Task prompt: Go through the entries and transcribe each one exactly, dropping the pictures.

== Entries shown

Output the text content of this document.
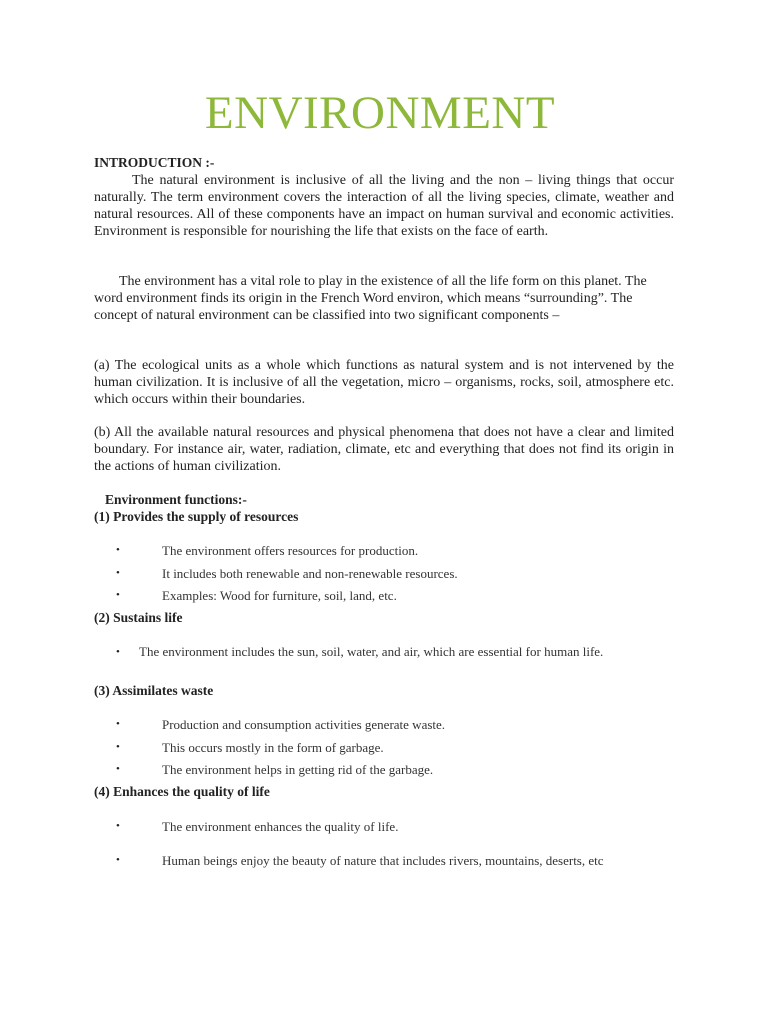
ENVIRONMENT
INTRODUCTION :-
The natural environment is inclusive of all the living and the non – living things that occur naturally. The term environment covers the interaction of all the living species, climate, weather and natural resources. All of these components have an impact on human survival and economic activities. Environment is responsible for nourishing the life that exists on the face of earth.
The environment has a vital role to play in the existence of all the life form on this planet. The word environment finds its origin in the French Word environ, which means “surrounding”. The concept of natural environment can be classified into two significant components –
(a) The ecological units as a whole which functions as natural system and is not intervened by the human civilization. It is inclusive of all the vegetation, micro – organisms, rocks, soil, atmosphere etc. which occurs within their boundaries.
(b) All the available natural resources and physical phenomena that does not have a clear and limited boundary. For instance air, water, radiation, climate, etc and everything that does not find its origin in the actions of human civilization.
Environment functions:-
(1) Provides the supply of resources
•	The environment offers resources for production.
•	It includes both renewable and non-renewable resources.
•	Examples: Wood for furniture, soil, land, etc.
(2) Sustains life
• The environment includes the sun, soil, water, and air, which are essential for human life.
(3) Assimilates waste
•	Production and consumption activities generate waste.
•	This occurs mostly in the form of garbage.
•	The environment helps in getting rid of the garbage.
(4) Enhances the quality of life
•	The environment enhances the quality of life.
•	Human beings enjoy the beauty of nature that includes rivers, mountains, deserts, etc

====

Response for this exercise:
Output the text content of this document.
ENVIRONMENT
INTRODUCTION :-
The natural environment is inclusive of all the living and the non – living things that occur naturally. The term environment covers the interaction of all the living species, climate, weather and natural resources. All of these components have an impact on human survival and economic activities. Environment is responsible for nourishing the life that exists on the face of earth.
The environment has a vital role to play in the existence of all the life form on this planet. The word environment finds its origin in the French Word environ, which means “surrounding”. The concept of natural environment can be classified into two significant components –
(a) The ecological units as a whole which functions as natural system and is not intervened by the human civilization. It is inclusive of all the vegetation, micro – organisms, rocks, soil, atmosphere etc. which occurs within their boundaries.
(b) All the available natural resources and physical phenomena that does not have a clear and limited boundary. For instance air, water, radiation, climate, etc and everything that does not find its origin in the actions of human civilization.
Environment functions:-
(1) Provides the supply of resources
•	The environment offers resources for production.
•	It includes both renewable and non-renewable resources.
•	Examples: Wood for furniture, soil, land, etc.
(2) Sustains life
• The environment includes the sun, soil, water, and air, which are essential for human life.
(3) Assimilates waste
•	Production and consumption activities generate waste.
•	This occurs mostly in the form of garbage.
•	The environment helps in getting rid of the garbage.
(4) Enhances the quality of life
•	The environment enhances the quality of life.
•	Human beings enjoy the beauty of nature that includes rivers, mountains, deserts, etc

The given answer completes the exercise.